╭─ 本文
エイプリルブルーのギターと作曲担当、管梓です。
前回からだいぶあいだが空いてしまいましたが、『Blue Peter』の全曲解説後編をお送りいたします!
元ネタを集めたSpotifyプレイリスト及び前編と併せてお楽しみください。

6. サンデー
「J-Popといえばスピッツっしょ!」くらいの発想でぱぱっとつくった一曲。
とはいえカイ君を筆頭にメンバーがスピッツを好きなのも事実なので、結果オーライ。
さまざまなスピッツの楽曲の要素を取り入れたスピッツ幕の内弁当になっています。

アレンジの土台になっているのは「青い車」。
アルペジオが曲を引っ張っていく感じとか、ベースのうねり方とか、ドラムのリズムとか、かなりわかりやすい……。

イントロやAメロのコード進行、オクターブのフレーズが入る感じは「スターゲイザー」を意識しました。
でもそのまま引用せずにコード進行をI→VI→III→IVからI→V→III→IVに変更したり、オクターブのリフの音数を減らしたり、どうにか差別化しようとした形跡が窺えるのがウケますね。
アコースティック・ギターをあえて入れなかったのも、元ネタにした「青い車」「スターゲイザー」がともにアコースティック・ギターがサウンドの肝になっている楽曲だからというのが大きな理由です。
エレクトリックなサウンドになったことで結果的にスピッツのルーツであるRideに近い感触になったような気がします。

Rideといえば、Cメロのドラム・パターンやフランジャーのかかったボーカルはスピッツがRideの影響をかなり色濃く出していた頃の楽曲「ミーコとギター」のCメロを意識しています。
これもかなりまんま引用した感じですね……。

7. 運命の人
春ちゃんが敬愛しているバンドのひとつがふくろうずで、カラオケでもよく「ごめんね」「できない」を歌っていました。
この曲はそんな彼女の「内田万里になりたい」という声を受けてつくられたもの。
╰─
╭─ 提示情報
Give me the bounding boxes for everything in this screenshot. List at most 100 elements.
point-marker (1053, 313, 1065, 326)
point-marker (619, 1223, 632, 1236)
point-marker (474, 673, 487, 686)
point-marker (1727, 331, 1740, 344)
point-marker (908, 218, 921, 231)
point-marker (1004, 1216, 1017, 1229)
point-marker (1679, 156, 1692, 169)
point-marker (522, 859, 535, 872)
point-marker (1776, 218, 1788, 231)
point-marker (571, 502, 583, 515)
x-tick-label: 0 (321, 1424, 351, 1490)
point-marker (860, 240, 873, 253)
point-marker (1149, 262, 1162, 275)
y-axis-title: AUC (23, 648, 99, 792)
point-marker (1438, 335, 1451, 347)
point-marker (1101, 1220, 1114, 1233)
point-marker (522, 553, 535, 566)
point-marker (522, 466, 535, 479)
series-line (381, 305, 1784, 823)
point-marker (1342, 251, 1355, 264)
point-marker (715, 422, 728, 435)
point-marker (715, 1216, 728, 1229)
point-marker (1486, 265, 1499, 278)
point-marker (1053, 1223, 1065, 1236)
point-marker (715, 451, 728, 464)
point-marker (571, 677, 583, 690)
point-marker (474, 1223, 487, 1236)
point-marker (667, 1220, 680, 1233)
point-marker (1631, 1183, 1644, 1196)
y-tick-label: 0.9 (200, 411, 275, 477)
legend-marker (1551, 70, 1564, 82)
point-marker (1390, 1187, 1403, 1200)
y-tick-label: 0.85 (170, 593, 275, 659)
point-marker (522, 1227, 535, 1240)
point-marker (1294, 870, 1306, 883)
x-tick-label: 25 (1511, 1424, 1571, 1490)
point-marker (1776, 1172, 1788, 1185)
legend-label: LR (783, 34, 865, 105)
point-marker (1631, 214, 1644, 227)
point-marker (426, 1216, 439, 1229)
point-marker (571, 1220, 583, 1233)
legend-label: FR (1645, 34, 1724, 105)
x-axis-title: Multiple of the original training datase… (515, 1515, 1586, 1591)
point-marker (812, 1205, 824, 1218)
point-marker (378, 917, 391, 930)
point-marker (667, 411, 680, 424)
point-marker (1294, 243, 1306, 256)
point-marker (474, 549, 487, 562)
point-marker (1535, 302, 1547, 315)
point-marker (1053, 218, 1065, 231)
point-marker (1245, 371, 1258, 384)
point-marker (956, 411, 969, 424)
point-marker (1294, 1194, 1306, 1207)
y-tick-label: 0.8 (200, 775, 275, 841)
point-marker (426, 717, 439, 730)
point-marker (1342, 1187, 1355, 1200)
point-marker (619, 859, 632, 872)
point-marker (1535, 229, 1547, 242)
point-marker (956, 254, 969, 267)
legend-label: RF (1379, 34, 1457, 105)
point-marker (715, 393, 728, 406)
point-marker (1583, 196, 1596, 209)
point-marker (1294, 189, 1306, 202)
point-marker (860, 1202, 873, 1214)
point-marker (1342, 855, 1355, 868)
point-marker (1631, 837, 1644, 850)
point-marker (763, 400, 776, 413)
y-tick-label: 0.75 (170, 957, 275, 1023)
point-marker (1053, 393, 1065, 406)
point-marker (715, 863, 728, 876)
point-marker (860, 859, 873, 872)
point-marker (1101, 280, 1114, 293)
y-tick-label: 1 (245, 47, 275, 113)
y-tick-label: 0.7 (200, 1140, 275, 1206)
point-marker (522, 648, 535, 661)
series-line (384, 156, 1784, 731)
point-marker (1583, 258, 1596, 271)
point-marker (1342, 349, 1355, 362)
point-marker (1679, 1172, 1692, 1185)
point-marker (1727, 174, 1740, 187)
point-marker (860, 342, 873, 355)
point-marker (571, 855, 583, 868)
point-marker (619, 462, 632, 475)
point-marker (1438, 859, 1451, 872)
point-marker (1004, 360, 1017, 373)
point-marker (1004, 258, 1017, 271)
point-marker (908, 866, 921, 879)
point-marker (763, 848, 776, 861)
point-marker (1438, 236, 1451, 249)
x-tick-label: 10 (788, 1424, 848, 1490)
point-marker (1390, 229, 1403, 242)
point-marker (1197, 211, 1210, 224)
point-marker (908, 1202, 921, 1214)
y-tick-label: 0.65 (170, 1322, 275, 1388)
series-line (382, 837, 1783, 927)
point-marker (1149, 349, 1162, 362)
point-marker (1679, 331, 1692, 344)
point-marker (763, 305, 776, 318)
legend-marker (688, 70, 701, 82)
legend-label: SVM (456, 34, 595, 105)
╰─
課題 1 ▸
本文について次の問いに答えよ。
(a) 「サンデー」のアレンジの土台になっている曲は何か。
(b) Cメロのドラム・パターンやフランジャーのかかったボーカルで意識したスピッツの楽曲は何か。
(c) 春ちゃんが敬愛しているバンドのひとつとして挙げられているのはどのバンドか。
課題 2 ▸
記録の冒頭から「point-marker (1679, 156, 1692, 169)」を含む行までを、「番号」と「内容」の2列からなるMarkdownの表として示せ。両端の行を含め、空行は除くこと。

解答 1 ▸
(a) 「青い車」
(b) 「ミーコとギター」
(c) ふくろうず

解答 2 ▸
| 番号 | 内容 |
|---|---|
| 1 | Give me the bounding boxes for everything in this screenshot. List at most 100 elements. |
| 2 | point-marker (1053, 313, 1065, 326) |
| 3 | point-marker (619, 1223, 632, 1236) |
| 4 | point-marker (474, 673, 487, 686) |
| 5 | point-marker (1727, 331, 1740, 344) |
| 6 | point-marker (908, 218, 921, 231) |
| 7 | point-marker (1004, 1216, 1017, 1229) |
| 8 | point-marker (1679, 156, 1692, 169) |